-- START OF Supplied material --
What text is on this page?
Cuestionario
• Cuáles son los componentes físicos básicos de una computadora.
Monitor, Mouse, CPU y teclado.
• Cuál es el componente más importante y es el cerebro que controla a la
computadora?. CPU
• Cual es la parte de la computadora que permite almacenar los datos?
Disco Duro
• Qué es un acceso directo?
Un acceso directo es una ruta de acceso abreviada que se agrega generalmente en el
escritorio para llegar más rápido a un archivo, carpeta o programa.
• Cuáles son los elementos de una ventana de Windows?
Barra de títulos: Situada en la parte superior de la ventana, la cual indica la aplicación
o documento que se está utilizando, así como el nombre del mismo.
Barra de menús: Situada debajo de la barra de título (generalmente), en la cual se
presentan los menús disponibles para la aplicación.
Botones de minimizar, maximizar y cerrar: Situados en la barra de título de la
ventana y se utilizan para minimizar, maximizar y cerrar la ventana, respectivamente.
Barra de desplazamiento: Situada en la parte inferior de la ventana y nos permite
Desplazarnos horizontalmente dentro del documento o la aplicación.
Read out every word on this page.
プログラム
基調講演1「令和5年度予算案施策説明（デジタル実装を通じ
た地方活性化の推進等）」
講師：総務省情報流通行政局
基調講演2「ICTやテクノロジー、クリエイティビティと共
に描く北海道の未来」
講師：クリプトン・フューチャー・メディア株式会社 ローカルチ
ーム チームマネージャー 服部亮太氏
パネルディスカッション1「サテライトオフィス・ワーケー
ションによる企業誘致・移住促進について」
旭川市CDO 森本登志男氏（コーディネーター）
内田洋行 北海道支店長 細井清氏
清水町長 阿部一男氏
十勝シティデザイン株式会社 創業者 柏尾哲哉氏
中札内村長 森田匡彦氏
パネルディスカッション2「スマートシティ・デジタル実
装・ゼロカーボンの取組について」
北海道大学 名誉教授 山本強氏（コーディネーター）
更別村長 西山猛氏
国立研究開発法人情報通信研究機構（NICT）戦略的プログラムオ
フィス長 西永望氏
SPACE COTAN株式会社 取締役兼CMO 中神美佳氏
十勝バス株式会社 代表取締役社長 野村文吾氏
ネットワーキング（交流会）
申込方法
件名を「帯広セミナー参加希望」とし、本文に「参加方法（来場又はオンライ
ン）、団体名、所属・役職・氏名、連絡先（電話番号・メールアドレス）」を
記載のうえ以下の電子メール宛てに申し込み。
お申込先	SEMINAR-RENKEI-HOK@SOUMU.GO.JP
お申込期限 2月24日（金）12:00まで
-- END OF Supplied material --
List each line of the records that holds the string "maximizar".

> **Task result**:
Botones de minimizar, maximizar y cerrar: Situados en la barra de título de la
ventana y se utilizan para minimizar, maximizar y cerrar la ventana, respectivamente.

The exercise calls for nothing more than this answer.